» **PROBLEM DETAILS**: Repeat the data below exactly, dropping any pictures it holds.

Dataset entries:
########################################
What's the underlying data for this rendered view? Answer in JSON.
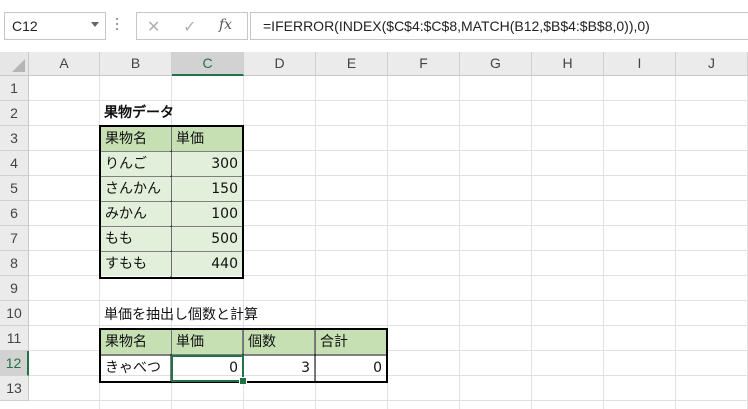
{
  "name_box": {
    "value": "C12"
  },
  "formula_bar": {
    "cancel_icon": "✕",
    "enter_icon": "✓",
    "fx_label": "fx",
    "formula": "=IFERROR(INDEX($C$4:$C$8,MATCH(B12,$B$4:$B$8,0)),0)"
  },
  "columns": [
    "A",
    "B",
    "C",
    "D",
    "E",
    "F",
    "G",
    "H",
    "I",
    "J"
  ],
  "rows": [
    "1",
    "2",
    "3",
    "4",
    "5",
    "6",
    "7",
    "8",
    "9",
    "10",
    "11",
    "12",
    "13"
  ],
  "sheet": {
    "table1_title": "果物データ",
    "table1_headers": [
      "果物名",
      "単価"
    ],
    "table1_rows": [
      {
        "name": "りんご",
        "price": "300"
      },
      {
        "name": "さんかん",
        "price": "150"
      },
      {
        "name": "みかん",
        "price": "100"
      },
      {
        "name": "もも",
        "price": "500"
      },
      {
        "name": "すもも",
        "price": "440"
      }
    ],
    "table2_title": "単価を抽出し個数と計算",
    "table2_headers": [
      "果物名",
      "単価",
      "個数",
      "合計"
    ],
    "table2_row": {
      "name": "きゃべつ",
      "price": "0",
      "qty": "3",
      "total": "0"
    }
  },
  "selected_cell": "C12",
  "colors": {
    "header_green": "#c6e0b4",
    "light_green": "#e2efda",
    "excel_green": "#217346"
  }
}
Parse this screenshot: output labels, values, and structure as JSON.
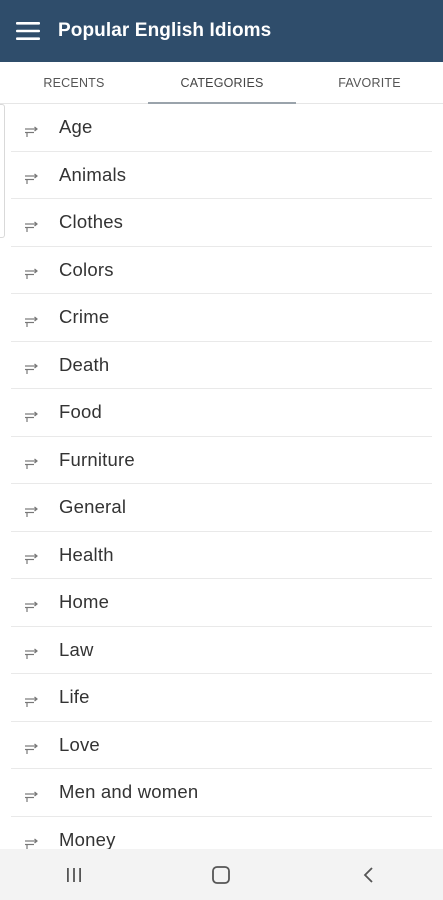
{
  "appbar": {
    "title": "Popular English Idioms",
    "menu_icon": "hamburger-menu-icon",
    "background": "#2f4d6b"
  },
  "tabs": [
    {
      "label": "RECENTS",
      "active": false
    },
    {
      "label": "CATEGORIES",
      "active": true
    },
    {
      "label": "FAVORITE",
      "active": false
    }
  ],
  "categories": {
    "icon": "category-arrow-icon",
    "items": [
      "Age",
      "Animals",
      "Clothes",
      "Colors",
      "Crime",
      "Death",
      "Food",
      "Furniture",
      "General",
      "Health",
      "Home",
      "Law",
      "Life",
      "Love",
      "Men and women",
      "Money"
    ]
  },
  "navbar": {
    "buttons": [
      {
        "name": "recent-apps-button",
        "icon": "recent-apps-icon"
      },
      {
        "name": "home-button",
        "icon": "home-icon"
      },
      {
        "name": "back-button",
        "icon": "back-icon"
      }
    ]
  }
}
########################################
» **SOLUTION TO THIS PROBLEM**:
What's the underlying data for this rendered view? Answer in JSON.
{
  "name_box": {
    "value": "C12"
  },
  "formula_bar": {
    "cancel_icon": "✕",
    "enter_icon": "✓",
    "fx_label": "fx",
    "formula": "=IFERROR(INDEX($C$4:$C$8,MATCH(B12,$B$4:$B$8,0)),0)"
  },
  "columns": [
    "A",
    "B",
    "C",
    "D",
    "E",
    "F",
    "G",
    "H",
    "I",
    "J"
  ],
  "rows": [
    "1",
    "2",
    "3",
    "4",
    "5",
    "6",
    "7",
    "8",
    "9",
    "10",
    "11",
    "12",
    "13"
  ],
  "sheet": {
    "table1_title": "果物データ",
    "table1_headers": [
      "果物名",
      "単価"
    ],
    "table1_rows": [
      {
        "name": "りんご",
        "price": "300"
      },
      {
        "name": "さんかん",
        "price": "150"
      },
      {
        "name": "みかん",
        "price": "100"
      },
      {
        "name": "もも",
        "price": "500"
      },
      {
        "name": "すもも",
        "price": "440"
      }
    ],
    "table2_title": "単価を抽出し個数と計算",
    "table2_headers": [
      "果物名",
      "単価",
      "個数",
      "合計"
    ],
    "table2_row": {
      "name": "きゃべつ",
      "price": "0",
      "qty": "3",
      "total": "0"
    }
  },
  "selected_cell": "C12",
  "colors": {
    "header_green": "#c6e0b4",
    "light_green": "#e2efda",
    "excel_green": "#217346"
  }
}
Parse this screenshot: output labels, values, and structure as JSON.
{
  "appbar": {
    "title": "Popular English Idioms",
    "menu_icon": "hamburger-menu-icon",
    "background": "#2f4d6b"
  },
  "tabs": [
    {
      "label": "RECENTS",
      "active": false
    },
    {
      "label": "CATEGORIES",
      "active": true
    },
    {
      "label": "FAVORITE",
      "active": false
    }
  ],
  "categories": {
    "icon": "category-arrow-icon",
    "items": [
      "Age",
      "Animals",
      "Clothes",
      "Colors",
      "Crime",
      "Death",
      "Food",
      "Furniture",
      "General",
      "Health",
      "Home",
      "Law",
      "Life",
      "Love",
      "Men and women",
      "Money"
    ]
  },
  "navbar": {
    "buttons": [
      {
        "name": "recent-apps-button",
        "icon": "recent-apps-icon"
      },
      {
        "name": "home-button",
        "icon": "home-icon"
      },
      {
        "name": "back-button",
        "icon": "back-icon"
      }
    ]
  }
}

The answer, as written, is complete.